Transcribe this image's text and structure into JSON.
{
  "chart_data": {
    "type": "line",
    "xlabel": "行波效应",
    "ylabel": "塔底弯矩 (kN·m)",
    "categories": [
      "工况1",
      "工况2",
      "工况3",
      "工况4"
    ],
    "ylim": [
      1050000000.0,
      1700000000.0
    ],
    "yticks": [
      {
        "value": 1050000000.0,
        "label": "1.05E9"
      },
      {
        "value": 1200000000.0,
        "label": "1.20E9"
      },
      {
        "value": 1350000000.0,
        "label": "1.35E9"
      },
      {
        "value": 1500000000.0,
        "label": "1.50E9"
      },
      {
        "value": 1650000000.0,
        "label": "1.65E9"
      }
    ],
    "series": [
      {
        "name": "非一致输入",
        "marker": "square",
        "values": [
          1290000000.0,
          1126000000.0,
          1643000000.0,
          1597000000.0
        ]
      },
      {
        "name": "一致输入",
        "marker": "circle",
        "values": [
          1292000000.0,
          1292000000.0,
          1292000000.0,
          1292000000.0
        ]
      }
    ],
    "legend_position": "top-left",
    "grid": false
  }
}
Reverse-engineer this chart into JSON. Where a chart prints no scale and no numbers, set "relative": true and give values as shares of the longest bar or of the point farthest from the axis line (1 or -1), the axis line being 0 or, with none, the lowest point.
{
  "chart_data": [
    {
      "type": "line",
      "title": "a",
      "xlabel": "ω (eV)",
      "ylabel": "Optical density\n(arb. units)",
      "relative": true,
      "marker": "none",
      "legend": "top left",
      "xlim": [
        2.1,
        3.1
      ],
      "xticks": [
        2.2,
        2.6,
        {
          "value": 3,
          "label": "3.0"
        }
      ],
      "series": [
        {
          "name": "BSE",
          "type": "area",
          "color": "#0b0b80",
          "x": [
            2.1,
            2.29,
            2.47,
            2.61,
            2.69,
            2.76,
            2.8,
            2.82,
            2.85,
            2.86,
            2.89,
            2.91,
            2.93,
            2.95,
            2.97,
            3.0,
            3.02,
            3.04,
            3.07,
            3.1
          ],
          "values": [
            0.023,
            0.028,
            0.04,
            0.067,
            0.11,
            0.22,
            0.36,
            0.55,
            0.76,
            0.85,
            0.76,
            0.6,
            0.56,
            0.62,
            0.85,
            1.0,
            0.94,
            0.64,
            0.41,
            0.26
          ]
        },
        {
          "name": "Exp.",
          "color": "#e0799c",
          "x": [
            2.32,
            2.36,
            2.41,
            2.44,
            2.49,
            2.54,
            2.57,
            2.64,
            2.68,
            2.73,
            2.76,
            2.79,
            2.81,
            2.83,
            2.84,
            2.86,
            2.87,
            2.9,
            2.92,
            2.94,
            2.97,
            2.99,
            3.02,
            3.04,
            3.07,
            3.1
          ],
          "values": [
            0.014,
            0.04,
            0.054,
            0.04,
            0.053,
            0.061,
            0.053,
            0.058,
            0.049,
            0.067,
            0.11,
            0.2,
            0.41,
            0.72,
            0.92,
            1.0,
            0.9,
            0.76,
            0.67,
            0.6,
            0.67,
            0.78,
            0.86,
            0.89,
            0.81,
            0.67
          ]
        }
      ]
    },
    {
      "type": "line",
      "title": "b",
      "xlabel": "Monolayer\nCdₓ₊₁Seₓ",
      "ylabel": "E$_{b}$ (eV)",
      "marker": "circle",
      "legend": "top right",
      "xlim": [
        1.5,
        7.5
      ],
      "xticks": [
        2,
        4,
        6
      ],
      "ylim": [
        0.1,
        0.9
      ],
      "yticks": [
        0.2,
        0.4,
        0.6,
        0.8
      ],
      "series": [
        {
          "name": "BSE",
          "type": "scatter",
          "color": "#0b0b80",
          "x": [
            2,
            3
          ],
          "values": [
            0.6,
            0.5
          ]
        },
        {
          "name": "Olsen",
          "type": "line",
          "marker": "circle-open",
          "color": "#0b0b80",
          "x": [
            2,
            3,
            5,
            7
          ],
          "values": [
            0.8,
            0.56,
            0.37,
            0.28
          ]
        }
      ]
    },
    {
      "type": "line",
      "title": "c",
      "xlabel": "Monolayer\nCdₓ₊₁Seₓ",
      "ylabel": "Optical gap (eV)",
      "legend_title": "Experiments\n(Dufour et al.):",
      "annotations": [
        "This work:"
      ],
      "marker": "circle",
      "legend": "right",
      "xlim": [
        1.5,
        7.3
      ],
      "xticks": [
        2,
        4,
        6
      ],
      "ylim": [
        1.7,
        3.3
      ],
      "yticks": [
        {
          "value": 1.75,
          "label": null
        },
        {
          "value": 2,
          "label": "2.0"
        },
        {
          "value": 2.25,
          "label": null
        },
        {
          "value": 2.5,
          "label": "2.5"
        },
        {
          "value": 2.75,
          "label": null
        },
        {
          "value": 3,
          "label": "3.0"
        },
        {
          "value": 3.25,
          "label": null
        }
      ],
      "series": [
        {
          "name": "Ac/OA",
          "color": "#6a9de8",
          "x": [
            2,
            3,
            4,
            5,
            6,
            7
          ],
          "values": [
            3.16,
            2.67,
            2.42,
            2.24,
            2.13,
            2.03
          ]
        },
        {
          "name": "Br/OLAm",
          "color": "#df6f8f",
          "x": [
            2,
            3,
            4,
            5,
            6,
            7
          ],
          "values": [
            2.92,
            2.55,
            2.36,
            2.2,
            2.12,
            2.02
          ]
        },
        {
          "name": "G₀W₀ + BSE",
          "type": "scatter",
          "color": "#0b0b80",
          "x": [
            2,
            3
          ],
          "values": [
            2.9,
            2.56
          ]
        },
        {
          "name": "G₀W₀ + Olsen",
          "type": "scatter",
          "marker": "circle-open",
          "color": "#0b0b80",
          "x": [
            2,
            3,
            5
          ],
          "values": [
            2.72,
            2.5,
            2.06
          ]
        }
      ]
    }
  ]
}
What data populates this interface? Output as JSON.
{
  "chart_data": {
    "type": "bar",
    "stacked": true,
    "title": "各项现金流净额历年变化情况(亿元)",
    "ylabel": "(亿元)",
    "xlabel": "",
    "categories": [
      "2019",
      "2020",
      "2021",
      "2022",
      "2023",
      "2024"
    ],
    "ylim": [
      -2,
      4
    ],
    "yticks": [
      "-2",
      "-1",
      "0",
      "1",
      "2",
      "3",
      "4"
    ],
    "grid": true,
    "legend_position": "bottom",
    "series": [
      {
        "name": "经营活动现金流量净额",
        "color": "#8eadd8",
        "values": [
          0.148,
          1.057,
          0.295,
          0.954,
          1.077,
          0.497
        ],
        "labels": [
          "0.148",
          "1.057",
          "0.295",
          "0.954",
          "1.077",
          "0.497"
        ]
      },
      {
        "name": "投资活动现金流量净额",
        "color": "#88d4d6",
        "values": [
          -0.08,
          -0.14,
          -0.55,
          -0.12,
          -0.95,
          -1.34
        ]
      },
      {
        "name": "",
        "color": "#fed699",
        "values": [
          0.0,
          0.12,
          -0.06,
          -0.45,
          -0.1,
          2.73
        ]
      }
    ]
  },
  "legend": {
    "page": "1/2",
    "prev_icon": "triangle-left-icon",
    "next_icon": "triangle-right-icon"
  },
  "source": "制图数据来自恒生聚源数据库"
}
● ● ● ●
PROBLEM TO WORK ON — Write the whole listing out again. Keep every line exactly as it is.

EXERCISE RESPONSE —
Transcribe this image's text and structure into JSON.
{
  "chart_data": {
    "type": "line",
    "xlabel": "行波效应",
    "ylabel": "塔底弯矩 (kN·m)",
    "categories": [
      "工况1",
      "工况2",
      "工况3",
      "工况4"
    ],
    "ylim": [
      1050000000.0,
      1700000000.0
    ],
    "yticks": [
      {
        "value": 1050000000.0,
        "label": "1.05E9"
      },
      {
        "value": 1200000000.0,
        "label": "1.20E9"
      },
      {
        "value": 1350000000.0,
        "label": "1.35E9"
      },
      {
        "value": 1500000000.0,
        "label": "1.50E9"
      },
      {
        "value": 1650000000.0,
        "label": "1.65E9"
      }
    ],
    "series": [
      {
        "name": "非一致输入",
        "marker": "square",
        "values": [
          1290000000.0,
          1126000000.0,
          1643000000.0,
          1597000000.0
        ]
      },
      {
        "name": "一致输入",
        "marker": "circle",
        "values": [
          1292000000.0,
          1292000000.0,
          1292000000.0,
          1292000000.0
        ]
      }
    ],
    "legend_position": "top-left",
    "grid": false
  }
}
Reverse-engineer this chart into JSON. Where a chart prints no scale and no numbers, set "relative": true and give values as shares of the longest bar or of the point farthest from the axis line (1 or -1), the axis line being 0 or, with none, the lowest point.
{
  "chart_data": [
    {
      "type": "line",
      "title": "a",
      "xlabel": "ω (eV)",
      "ylabel": "Optical density\n(arb. units)",
      "relative": true,
      "marker": "none",
      "legend": "top left",
      "xlim": [
        2.1,
        3.1
      ],
      "xticks": [
        2.2,
        2.6,
        {
          "value": 3,
          "label": "3.0"
        }
      ],
      "series": [
        {
          "name": "BSE",
          "type": "area",
          "color": "#0b0b80",
          "x": [
            2.1,
            2.29,
            2.47,
            2.61,
            2.69,
            2.76,
            2.8,
            2.82,
            2.85,
            2.86,
            2.89,
            2.91,
            2.93,
            2.95,
            2.97,
            3.0,
            3.02,
            3.04,
            3.07,
            3.1
          ],
          "values": [
            0.023,
            0.028,
            0.04,
            0.067,
            0.11,
            0.22,
            0.36,
            0.55,
            0.76,
            0.85,
            0.76,
            0.6,
            0.56,
            0.62,
            0.85,
            1.0,
            0.94,
            0.64,
            0.41,
            0.26
          ]
        },
        {
          "name": "Exp.",
          "color": "#e0799c",
          "x": [
            2.32,
            2.36,
            2.41,
            2.44,
            2.49,
            2.54,
            2.57,
            2.64,
            2.68,
            2.73,
            2.76,
            2.79,
            2.81,
            2.83,
            2.84,
            2.86,
            2.87,
            2.9,
            2.92,
            2.94,
            2.97,
            2.99,
            3.02,
            3.04,
            3.07,
            3.1
          ],
          "values": [
            0.014,
            0.04,
            0.054,
            0.04,
            0.053,
            0.061,
            0.053,
            0.058,
            0.049,
            0.067,
            0.11,
            0.2,
            0.41,
            0.72,
            0.92,
            1.0,
            0.9,
            0.76,
            0.67,
            0.6,
            0.67,
            0.78,
            0.86,
            0.89,
            0.81,
            0.67
          ]
        }
      ]
    },
    {
      "type": "line",
      "title": "b",
      "xlabel": "Monolayer\nCdₓ₊₁Seₓ",
      "ylabel": "E$_{b}$ (eV)",
      "marker": "circle",
      "legend": "top right",
      "xlim": [
        1.5,
        7.5
      ],
      "xticks": [
        2,
        4,
        6
      ],
      "ylim": [
        0.1,
        0.9
      ],
      "yticks": [
        0.2,
        0.4,
        0.6,
        0.8
      ],
      "series": [
        {
          "name": "BSE",
          "type": "scatter",
          "color": "#0b0b80",
          "x": [
            2,
            3
          ],
          "values": [
            0.6,
            0.5
          ]
        },
        {
          "name": "Olsen",
          "type": "line",
          "marker": "circle-open",
          "color": "#0b0b80",
          "x": [
            2,
            3,
            5,
            7
          ],
          "values": [
            0.8,
            0.56,
            0.37,
            0.28
          ]
        }
      ]
    },
    {
      "type": "line",
      "title": "c",
      "xlabel": "Monolayer\nCdₓ₊₁Seₓ",
      "ylabel": "Optical gap (eV)",
      "legend_title": "Experiments\n(Dufour et al.):",
      "annotations": [
        "This work:"
      ],
      "marker": "circle",
      "legend": "right",
      "xlim": [
        1.5,
        7.3
      ],
      "xticks": [
        2,
        4,
        6
      ],
      "ylim": [
        1.7,
        3.3
      ],
      "yticks": [
        {
          "value": 1.75,
          "label": null
        },
        {
          "value": 2,
          "label": "2.0"
        },
        {
          "value": 2.25,
          "label": null
        },
        {
          "value": 2.5,
          "label": "2.5"
        },
        {
          "value": 2.75,
          "label": null
        },
        {
          "value": 3,
          "label": "3.0"
        },
        {
          "value": 3.25,
          "label": null
        }
      ],
      "series": [
        {
          "name": "Ac/OA",
          "color": "#6a9de8",
          "x": [
            2,
            3,
            4,
            5,
            6,
            7
          ],
          "values": [
            3.16,
            2.67,
            2.42,
            2.24,
            2.13,
            2.03
          ]
        },
        {
          "name": "Br/OLAm",
          "color": "#df6f8f",
          "x": [
            2,
            3,
            4,
            5,
            6,
            7
          ],
          "values": [
            2.92,
            2.55,
            2.36,
            2.2,
            2.12,
            2.02
          ]
        },
        {
          "name": "G₀W₀ + BSE",
          "type": "scatter",
          "color": "#0b0b80",
          "x": [
            2,
            3
          ],
          "values": [
            2.9,
            2.56
          ]
        },
        {
          "name": "G₀W₀ + Olsen",
          "type": "scatter",
          "marker": "circle-open",
          "color": "#0b0b80",
          "x": [
            2,
            3,
            5
          ],
          "values": [
            2.72,
            2.5,
            2.06
          ]
        }
      ]
    }
  ]
}
What data populates this interface? Output as JSON.
{
  "chart_data": {
    "type": "bar",
    "stacked": true,
    "title": "各项现金流净额历年变化情况(亿元)",
    "ylabel": "(亿元)",
    "xlabel": "",
    "categories": [
      "2019",
      "2020",
      "2021",
      "2022",
      "2023",
      "2024"
    ],
    "ylim": [
      -2,
      4
    ],
    "yticks": [
      "-2",
      "-1",
      "0",
      "1",
      "2",
      "3",
      "4"
    ],
    "grid": true,
    "legend_position": "bottom",
    "series": [
      {
        "name": "经营活动现金流量净额",
        "color": "#8eadd8",
        "values": [
          0.148,
          1.057,
          0.295,
          0.954,
          1.077,
          0.497
        ],
        "labels": [
          "0.148",
          "1.057",
          "0.295",
          "0.954",
          "1.077",
          "0.497"
        ]
      },
      {
        "name": "投资活动现金流量净额",
        "color": "#88d4d6",
        "values": [
          -0.08,
          -0.14,
          -0.55,
          -0.12,
          -0.95,
          -1.34
        ]
      },
      {
        "name": "",
        "color": "#fed699",
        "values": [
          0.0,
          0.12,
          -0.06,
          -0.45,
          -0.1,
          2.73
        ]
      }
    ]
  },
  "legend": {
    "page": "1/2",
    "prev_icon": "triangle-left-icon",
    "next_icon": "triangle-right-icon"
  },
  "source": "制图数据来自恒生聚源数据库"
}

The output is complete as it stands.